• _INPUT ROWS_:
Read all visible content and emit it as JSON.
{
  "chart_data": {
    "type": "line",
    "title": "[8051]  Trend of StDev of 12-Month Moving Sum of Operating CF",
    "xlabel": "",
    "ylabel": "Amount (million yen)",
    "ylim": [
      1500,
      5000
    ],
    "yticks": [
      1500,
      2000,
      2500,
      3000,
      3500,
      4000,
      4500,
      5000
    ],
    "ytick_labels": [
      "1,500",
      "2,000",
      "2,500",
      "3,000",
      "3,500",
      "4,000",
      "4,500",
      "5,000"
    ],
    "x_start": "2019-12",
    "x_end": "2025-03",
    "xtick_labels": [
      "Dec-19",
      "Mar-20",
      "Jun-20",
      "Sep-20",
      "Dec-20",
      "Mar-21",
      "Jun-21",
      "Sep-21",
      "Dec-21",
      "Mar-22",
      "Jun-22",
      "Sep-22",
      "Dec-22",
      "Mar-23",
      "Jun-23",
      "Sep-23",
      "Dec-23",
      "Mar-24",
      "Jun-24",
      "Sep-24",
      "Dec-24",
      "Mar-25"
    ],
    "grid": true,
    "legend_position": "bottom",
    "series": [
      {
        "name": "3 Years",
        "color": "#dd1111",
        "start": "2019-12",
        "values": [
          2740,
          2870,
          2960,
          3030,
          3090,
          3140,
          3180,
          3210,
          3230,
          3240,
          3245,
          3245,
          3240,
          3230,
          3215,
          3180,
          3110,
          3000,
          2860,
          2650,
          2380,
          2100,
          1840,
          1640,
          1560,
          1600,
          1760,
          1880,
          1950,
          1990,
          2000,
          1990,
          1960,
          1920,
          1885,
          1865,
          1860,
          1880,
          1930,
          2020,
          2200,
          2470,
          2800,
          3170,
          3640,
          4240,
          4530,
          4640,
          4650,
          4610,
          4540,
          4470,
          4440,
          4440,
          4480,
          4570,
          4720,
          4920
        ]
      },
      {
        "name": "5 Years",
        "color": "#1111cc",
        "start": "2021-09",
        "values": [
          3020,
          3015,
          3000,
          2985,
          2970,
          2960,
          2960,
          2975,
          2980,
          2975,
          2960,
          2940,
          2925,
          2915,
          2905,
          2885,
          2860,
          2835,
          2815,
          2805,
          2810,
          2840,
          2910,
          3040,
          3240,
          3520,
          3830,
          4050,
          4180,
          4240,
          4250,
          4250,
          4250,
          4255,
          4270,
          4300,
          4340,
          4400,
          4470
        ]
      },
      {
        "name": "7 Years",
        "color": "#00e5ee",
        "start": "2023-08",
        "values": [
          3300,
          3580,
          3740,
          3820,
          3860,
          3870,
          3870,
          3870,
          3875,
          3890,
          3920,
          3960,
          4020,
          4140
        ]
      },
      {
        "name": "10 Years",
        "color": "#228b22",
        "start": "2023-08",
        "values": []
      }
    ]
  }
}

• _THE REQUEST_: Reproduce each record exactly, leaving nothing out.

• _TASK SOLUTION_:
Read all visible content and emit it as JSON.
{
  "chart_data": {
    "type": "line",
    "title": "[8051]  Trend of StDev of 12-Month Moving Sum of Operating CF",
    "xlabel": "",
    "ylabel": "Amount (million yen)",
    "ylim": [
      1500,
      5000
    ],
    "yticks": [
      1500,
      2000,
      2500,
      3000,
      3500,
      4000,
      4500,
      5000
    ],
    "ytick_labels": [
      "1,500",
      "2,000",
      "2,500",
      "3,000",
      "3,500",
      "4,000",
      "4,500",
      "5,000"
    ],
    "x_start": "2019-12",
    "x_end": "2025-03",
    "xtick_labels": [
      "Dec-19",
      "Mar-20",
      "Jun-20",
      "Sep-20",
      "Dec-20",
      "Mar-21",
      "Jun-21",
      "Sep-21",
      "Dec-21",
      "Mar-22",
      "Jun-22",
      "Sep-22",
      "Dec-22",
      "Mar-23",
      "Jun-23",
      "Sep-23",
      "Dec-23",
      "Mar-24",
      "Jun-24",
      "Sep-24",
      "Dec-24",
      "Mar-25"
    ],
    "grid": true,
    "legend_position": "bottom",
    "series": [
      {
        "name": "3 Years",
        "color": "#dd1111",
        "start": "2019-12",
        "values": [
          2740,
          2870,
          2960,
          3030,
          3090,
          3140,
          3180,
          3210,
          3230,
          3240,
          3245,
          3245,
          3240,
          3230,
          3215,
          3180,
          3110,
          3000,
          2860,
          2650,
          2380,
          2100,
          1840,
          1640,
          1560,
          1600,
          1760,
          1880,
          1950,
          1990,
          2000,
          1990,
          1960,
          1920,
          1885,
          1865,
          1860,
          1880,
          1930,
          2020,
          2200,
          2470,
          2800,
          3170,
          3640,
          4240,
          4530,
          4640,
          4650,
          4610,
          4540,
          4470,
          4440,
          4440,
          4480,
          4570,
          4720,
          4920
        ]
      },
      {
        "name": "5 Years",
        "color": "#1111cc",
        "start": "2021-09",
        "values": [
          3020,
          3015,
          3000,
          2985,
          2970,
          2960,
          2960,
          2975,
          2980,
          2975,
          2960,
          2940,
          2925,
          2915,
          2905,
          2885,
          2860,
          2835,
          2815,
          2805,
          2810,
          2840,
          2910,
          3040,
          3240,
          3520,
          3830,
          4050,
          4180,
          4240,
          4250,
          4250,
          4250,
          4255,
          4270,
          4300,
          4340,
          4400,
          4470
        ]
      },
      {
        "name": "7 Years",
        "color": "#00e5ee",
        "start": "2023-08",
        "values": [
          3300,
          3580,
          3740,
          3820,
          3860,
          3870,
          3870,
          3870,
          3875,
          3890,
          3920,
          3960,
          4020,
          4140
        ]
      },
      {
        "name": "10 Years",
        "color": "#228b22",
        "start": "2023-08",
        "values": []
      }
    ]
  }
}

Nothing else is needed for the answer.